— Start of DATA RECORDS —
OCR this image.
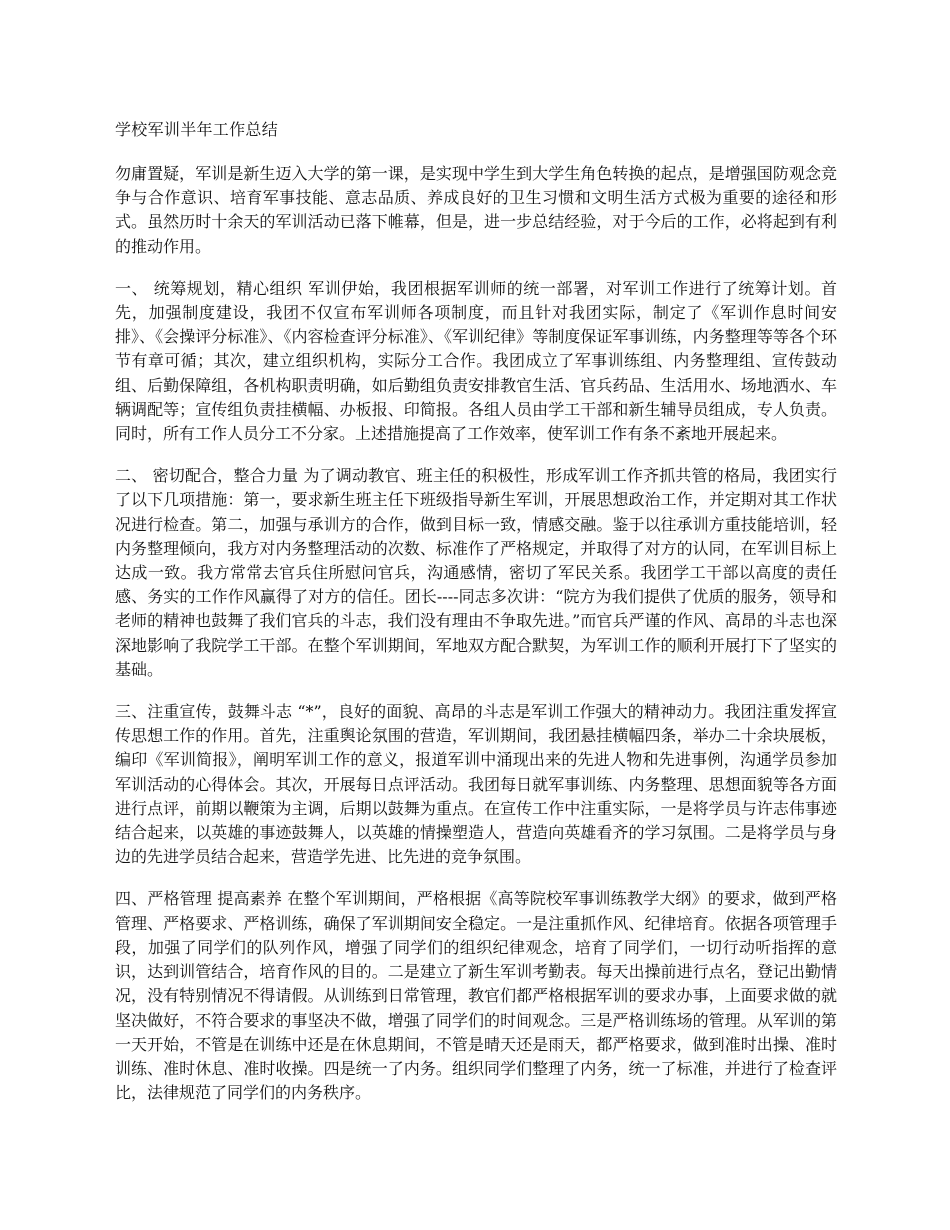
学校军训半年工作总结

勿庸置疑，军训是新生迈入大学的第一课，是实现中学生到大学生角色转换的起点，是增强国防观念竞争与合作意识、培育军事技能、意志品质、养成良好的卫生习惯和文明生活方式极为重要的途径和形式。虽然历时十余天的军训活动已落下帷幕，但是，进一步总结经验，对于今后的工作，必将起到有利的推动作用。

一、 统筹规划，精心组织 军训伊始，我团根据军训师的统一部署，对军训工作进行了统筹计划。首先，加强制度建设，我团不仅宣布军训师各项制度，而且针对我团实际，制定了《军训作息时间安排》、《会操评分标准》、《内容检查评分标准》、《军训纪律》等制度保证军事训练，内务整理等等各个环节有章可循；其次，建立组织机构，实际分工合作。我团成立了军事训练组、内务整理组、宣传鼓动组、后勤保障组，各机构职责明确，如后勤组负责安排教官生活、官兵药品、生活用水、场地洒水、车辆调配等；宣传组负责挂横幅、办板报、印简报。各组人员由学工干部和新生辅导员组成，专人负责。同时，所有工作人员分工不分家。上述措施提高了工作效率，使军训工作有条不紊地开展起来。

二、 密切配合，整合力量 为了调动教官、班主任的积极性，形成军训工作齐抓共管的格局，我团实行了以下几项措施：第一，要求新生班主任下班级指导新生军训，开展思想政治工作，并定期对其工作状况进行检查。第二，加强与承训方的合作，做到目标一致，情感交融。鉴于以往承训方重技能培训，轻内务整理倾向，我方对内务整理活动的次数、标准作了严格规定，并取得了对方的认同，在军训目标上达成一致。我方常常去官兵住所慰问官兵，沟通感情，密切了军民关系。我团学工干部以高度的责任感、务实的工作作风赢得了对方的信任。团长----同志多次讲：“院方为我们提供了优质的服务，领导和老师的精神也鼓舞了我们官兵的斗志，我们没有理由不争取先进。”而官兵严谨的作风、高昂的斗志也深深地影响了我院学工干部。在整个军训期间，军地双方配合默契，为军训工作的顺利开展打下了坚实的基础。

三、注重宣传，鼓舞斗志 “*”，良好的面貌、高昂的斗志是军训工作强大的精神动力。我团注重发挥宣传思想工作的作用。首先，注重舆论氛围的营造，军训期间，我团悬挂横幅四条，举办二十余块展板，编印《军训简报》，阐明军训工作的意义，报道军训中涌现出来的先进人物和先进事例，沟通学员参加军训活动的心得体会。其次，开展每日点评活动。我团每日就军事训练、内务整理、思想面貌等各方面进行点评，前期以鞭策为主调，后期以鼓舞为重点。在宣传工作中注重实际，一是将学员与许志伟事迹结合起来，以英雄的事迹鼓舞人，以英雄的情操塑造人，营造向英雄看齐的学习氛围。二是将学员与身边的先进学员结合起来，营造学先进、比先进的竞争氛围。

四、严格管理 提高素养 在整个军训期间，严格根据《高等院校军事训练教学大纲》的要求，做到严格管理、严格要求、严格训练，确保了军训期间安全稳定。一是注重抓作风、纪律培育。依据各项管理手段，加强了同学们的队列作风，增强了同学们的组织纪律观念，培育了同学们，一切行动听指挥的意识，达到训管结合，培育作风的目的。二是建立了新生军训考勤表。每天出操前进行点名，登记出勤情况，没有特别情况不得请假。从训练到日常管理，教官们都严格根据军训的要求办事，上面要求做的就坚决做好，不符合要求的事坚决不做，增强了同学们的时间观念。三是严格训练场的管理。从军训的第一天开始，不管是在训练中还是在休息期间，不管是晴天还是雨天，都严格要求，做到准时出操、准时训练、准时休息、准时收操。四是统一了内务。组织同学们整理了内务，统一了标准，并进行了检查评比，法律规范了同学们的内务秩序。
— End of DATA RECORDS —
#### [WORK INSTRUCTIONS]
Identify which lines contain the word "在整个军训期间" and copy each one.

#### [ANSWER TO THIS TASK]
二、 密切配合，整合力量 为了调动教官、班主任的积极性，形成军训工作齐抓共管的格局，我团实行了以下几项措施：第一，要求新生班主任下班级指导新生军训，开展思想政治工作，并定期对其工作状况进行检查。第二，加强与承训方的合作，做到目标一致，情感交融。鉴于以往承训方重技能培训，轻内务整理倾向，我方对内务整理活动的次数、标准作了严格规定，并取得了对方的认同，在军训目标上达成一致。我方常常去官兵住所慰问官兵，沟通感情，密切了军民关系。我团学工干部以高度的责任感、务实的工作作风赢得了对方的信任。团长----同志多次讲：“院方为我们提供了优质的服务，领导和老师的精神也鼓舞了我们官兵的斗志，我们没有理由不争取先进。”而官兵严谨的作风、高昂的斗志也深深地影响了我院学工干部。在整个军训期间，军地双方配合默契，为军训工作的顺利开展打下了坚实的基础。
四、严格管理 提高素养 在整个军训期间，严格根据《高等院校军事训练教学大纲》的要求，做到严格管理、严格要求、严格训练，确保了军训期间安全稳定。一是注重抓作风、纪律培育。依据各项管理手段，加强了同学们的队列作风，增强了同学们的组织纪律观念，培育了同学们，一切行动听指挥的意识，达到训管结合，培育作风的目的。二是建立了新生军训考勤表。每天出操前进行点名，登记出勤情况，没有特别情况不得请假。从训练到日常管理，教官们都严格根据军训的要求办事，上面要求做的就坚决做好，不符合要求的事坚决不做，增强了同学们的时间观念。三是严格训练场的管理。从军训的第一天开始，不管是在训练中还是在休息期间，不管是晴天还是雨天，都严格要求，做到准时出操、准时训练、准时休息、准时收操。四是统一了内务。组织同学们整理了内务，统一了标准，并进行了检查评比，法律规范了同学们的内务秩序。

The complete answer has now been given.